— start —
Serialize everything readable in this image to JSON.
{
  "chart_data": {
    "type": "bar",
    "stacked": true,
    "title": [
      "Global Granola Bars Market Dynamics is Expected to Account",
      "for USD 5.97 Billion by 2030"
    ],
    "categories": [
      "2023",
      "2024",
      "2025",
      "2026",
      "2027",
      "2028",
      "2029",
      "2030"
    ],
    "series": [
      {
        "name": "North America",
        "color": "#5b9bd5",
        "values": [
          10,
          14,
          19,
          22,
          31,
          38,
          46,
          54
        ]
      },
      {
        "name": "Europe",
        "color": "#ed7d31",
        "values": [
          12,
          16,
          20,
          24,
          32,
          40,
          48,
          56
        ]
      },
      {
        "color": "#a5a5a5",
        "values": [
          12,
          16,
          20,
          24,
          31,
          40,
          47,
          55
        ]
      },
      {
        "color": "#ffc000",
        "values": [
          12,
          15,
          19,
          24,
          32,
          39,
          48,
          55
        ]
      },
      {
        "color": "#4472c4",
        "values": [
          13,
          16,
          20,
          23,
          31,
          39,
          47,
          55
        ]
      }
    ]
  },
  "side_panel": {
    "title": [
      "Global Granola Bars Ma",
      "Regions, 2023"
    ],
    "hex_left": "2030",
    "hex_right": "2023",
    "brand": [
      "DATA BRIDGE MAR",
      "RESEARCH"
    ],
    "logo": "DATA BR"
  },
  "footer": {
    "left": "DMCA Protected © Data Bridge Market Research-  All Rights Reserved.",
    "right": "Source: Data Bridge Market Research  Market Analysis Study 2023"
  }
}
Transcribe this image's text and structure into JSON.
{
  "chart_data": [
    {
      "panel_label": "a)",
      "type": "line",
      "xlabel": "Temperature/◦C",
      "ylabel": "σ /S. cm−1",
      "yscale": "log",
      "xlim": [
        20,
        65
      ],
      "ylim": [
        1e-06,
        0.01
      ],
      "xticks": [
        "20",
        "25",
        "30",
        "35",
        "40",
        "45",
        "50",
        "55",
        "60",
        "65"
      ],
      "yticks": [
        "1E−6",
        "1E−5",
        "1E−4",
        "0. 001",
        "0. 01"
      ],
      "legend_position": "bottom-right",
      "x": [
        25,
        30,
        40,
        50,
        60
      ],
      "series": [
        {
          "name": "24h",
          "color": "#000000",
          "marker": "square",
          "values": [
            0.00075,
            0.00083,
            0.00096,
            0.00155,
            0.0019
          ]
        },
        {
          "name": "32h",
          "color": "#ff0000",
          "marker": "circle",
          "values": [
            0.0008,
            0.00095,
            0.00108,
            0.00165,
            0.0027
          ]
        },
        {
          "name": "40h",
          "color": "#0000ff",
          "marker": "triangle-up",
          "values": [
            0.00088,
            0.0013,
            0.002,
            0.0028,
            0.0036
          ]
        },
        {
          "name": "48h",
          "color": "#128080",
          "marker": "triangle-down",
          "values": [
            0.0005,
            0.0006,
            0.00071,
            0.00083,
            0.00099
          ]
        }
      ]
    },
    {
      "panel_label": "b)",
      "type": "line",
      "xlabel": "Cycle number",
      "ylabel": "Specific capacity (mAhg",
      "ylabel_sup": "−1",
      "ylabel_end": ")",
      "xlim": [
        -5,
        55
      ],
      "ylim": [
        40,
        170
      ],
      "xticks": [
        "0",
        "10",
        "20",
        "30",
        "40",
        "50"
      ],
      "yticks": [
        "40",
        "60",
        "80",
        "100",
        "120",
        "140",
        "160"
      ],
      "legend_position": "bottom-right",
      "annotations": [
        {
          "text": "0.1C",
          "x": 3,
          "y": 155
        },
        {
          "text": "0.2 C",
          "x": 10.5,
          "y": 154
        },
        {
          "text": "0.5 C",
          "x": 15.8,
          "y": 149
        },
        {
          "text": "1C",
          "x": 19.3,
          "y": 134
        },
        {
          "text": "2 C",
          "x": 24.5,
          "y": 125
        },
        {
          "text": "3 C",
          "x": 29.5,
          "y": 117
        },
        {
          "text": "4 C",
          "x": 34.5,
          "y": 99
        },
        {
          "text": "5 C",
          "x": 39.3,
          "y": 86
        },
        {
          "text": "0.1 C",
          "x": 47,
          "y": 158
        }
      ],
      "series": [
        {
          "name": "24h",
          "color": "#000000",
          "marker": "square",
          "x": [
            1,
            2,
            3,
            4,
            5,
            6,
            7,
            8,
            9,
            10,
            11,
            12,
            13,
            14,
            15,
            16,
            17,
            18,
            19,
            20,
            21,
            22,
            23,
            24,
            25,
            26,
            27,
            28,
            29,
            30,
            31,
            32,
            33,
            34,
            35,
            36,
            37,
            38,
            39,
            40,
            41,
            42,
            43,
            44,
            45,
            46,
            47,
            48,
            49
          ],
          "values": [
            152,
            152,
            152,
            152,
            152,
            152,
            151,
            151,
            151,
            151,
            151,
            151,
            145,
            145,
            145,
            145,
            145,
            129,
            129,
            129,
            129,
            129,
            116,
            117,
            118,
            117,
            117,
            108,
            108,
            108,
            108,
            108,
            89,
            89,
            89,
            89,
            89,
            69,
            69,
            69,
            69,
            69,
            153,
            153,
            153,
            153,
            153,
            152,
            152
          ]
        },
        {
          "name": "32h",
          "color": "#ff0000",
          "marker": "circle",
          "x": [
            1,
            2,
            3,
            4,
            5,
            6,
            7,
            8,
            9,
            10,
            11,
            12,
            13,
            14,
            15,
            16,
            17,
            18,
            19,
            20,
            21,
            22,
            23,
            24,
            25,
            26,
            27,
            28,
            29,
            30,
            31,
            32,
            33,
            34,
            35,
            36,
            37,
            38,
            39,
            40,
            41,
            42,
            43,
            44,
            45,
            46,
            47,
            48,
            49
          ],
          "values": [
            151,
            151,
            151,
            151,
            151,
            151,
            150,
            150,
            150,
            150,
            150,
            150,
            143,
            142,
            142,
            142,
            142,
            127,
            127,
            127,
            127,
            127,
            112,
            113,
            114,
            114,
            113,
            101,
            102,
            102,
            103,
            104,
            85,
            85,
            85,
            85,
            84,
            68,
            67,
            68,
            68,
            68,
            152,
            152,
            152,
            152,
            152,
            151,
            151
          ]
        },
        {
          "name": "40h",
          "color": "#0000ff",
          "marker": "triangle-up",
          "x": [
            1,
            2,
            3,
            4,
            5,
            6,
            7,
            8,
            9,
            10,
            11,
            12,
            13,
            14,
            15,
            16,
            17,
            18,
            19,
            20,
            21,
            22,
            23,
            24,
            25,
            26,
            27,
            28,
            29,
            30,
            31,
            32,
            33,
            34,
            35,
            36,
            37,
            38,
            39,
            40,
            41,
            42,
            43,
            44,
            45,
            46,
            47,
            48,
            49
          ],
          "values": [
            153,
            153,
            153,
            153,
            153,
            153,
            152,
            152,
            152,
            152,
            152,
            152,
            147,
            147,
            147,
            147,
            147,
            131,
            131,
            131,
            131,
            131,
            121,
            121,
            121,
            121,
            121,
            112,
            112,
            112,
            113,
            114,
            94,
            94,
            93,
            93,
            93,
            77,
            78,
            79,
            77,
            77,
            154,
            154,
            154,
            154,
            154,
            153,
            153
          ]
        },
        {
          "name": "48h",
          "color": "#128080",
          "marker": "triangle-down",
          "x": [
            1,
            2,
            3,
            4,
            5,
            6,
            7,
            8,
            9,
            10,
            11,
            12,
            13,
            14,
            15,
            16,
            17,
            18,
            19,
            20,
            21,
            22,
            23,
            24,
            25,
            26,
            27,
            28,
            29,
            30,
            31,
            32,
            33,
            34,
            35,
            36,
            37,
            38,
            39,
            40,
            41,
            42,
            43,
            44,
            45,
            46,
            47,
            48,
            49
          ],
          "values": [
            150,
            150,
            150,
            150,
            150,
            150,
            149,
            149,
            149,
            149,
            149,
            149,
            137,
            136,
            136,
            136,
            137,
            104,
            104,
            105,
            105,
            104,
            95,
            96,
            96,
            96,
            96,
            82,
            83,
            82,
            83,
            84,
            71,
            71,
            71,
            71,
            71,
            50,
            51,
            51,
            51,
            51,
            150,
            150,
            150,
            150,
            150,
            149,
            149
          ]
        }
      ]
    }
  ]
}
— end —
== Given instruction ==
Locate the word "image" in the entries, and copy every line where it is found.

== Final result ==
Serialize everything readable in this image to JSON.
Transcribe this image's text and structure into JSON.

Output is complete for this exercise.